**THE RECORDS**
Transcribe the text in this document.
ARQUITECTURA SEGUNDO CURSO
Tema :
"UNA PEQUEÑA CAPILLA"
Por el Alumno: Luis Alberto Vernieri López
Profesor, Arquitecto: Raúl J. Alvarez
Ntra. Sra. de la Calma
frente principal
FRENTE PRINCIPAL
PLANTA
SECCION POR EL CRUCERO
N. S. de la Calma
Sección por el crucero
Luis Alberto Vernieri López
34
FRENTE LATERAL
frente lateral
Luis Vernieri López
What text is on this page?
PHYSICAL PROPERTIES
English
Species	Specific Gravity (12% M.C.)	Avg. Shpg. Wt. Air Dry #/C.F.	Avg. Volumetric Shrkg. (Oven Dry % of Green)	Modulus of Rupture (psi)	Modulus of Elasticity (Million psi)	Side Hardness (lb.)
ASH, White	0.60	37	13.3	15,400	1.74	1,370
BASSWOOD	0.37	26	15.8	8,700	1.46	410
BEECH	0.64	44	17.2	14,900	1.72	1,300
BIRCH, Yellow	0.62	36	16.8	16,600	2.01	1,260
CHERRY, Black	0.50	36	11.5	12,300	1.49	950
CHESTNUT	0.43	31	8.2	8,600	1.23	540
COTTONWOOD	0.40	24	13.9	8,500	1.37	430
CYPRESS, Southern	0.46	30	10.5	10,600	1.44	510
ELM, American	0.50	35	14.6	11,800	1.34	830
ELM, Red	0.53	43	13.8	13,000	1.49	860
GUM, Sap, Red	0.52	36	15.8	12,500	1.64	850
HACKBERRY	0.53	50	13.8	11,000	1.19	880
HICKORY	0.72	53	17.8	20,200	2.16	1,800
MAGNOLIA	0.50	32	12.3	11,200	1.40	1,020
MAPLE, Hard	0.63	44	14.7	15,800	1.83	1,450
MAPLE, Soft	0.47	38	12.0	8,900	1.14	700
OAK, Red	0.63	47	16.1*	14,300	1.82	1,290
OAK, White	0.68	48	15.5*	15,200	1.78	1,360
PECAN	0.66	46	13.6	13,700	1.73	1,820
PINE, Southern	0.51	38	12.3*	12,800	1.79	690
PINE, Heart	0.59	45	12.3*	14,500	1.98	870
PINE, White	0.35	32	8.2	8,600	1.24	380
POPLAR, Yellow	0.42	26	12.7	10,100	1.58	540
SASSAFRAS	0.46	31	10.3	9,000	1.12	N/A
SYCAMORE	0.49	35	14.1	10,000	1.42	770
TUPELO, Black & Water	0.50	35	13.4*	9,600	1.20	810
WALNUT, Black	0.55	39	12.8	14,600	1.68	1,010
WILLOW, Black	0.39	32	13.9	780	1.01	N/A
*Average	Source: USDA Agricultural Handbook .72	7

**PROMPT**
Transcribe the material exactly as it reads.

**RESULT OF THE EXERCISE**
Transcribe the text in this document.
ARQUITECTURA SEGUNDO CURSO
Tema :
"UNA PEQUEÑA CAPILLA"
Por el Alumno: Luis Alberto Vernieri López
Profesor, Arquitecto: Raúl J. Alvarez
Ntra. Sra. de la Calma
frente principal
FRENTE PRINCIPAL
PLANTA
SECCION POR EL CRUCERO
N. S. de la Calma
Sección por el crucero
Luis Alberto Vernieri López
34
FRENTE LATERAL
frente lateral
Luis Vernieri López
What text is on this page?
PHYSICAL PROPERTIES
English
Species	Specific Gravity (12% M.C.)	Avg. Shpg. Wt. Air Dry #/C.F.	Avg. Volumetric Shrkg. (Oven Dry % of Green)	Modulus of Rupture (psi)	Modulus of Elasticity (Million psi)	Side Hardness (lb.)
ASH, White	0.60	37	13.3	15,400	1.74	1,370
BASSWOOD	0.37	26	15.8	8,700	1.46	410
BEECH	0.64	44	17.2	14,900	1.72	1,300
BIRCH, Yellow	0.62	36	16.8	16,600	2.01	1,260
CHERRY, Black	0.50	36	11.5	12,300	1.49	950
CHESTNUT	0.43	31	8.2	8,600	1.23	540
COTTONWOOD	0.40	24	13.9	8,500	1.37	430
CYPRESS, Southern	0.46	30	10.5	10,600	1.44	510
ELM, American	0.50	35	14.6	11,800	1.34	830
ELM, Red	0.53	43	13.8	13,000	1.49	860
GUM, Sap, Red	0.52	36	15.8	12,500	1.64	850
HACKBERRY	0.53	50	13.8	11,000	1.19	880
HICKORY	0.72	53	17.8	20,200	2.16	1,800
MAGNOLIA	0.50	32	12.3	11,200	1.40	1,020
MAPLE, Hard	0.63	44	14.7	15,800	1.83	1,450
MAPLE, Soft	0.47	38	12.0	8,900	1.14	700
OAK, Red	0.63	47	16.1*	14,300	1.82	1,290
OAK, White	0.68	48	15.5*	15,200	1.78	1,360
PECAN	0.66	46	13.6	13,700	1.73	1,820
PINE, Southern	0.51	38	12.3*	12,800	1.79	690
PINE, Heart	0.59	45	12.3*	14,500	1.98	870
PINE, White	0.35	32	8.2	8,600	1.24	380
POPLAR, Yellow	0.42	26	12.7	10,100	1.58	540
SASSAFRAS	0.46	31	10.3	9,000	1.12	N/A
SYCAMORE	0.49	35	14.1	10,000	1.42	770
TUPELO, Black & Water	0.50	35	13.4*	9,600	1.20	810
WALNUT, Black	0.55	39	12.8	14,600	1.68	1,010
WILLOW, Black	0.39	32	13.9	780	1.01	N/A
*Average	Source: USDA Agricultural Handbook .72	7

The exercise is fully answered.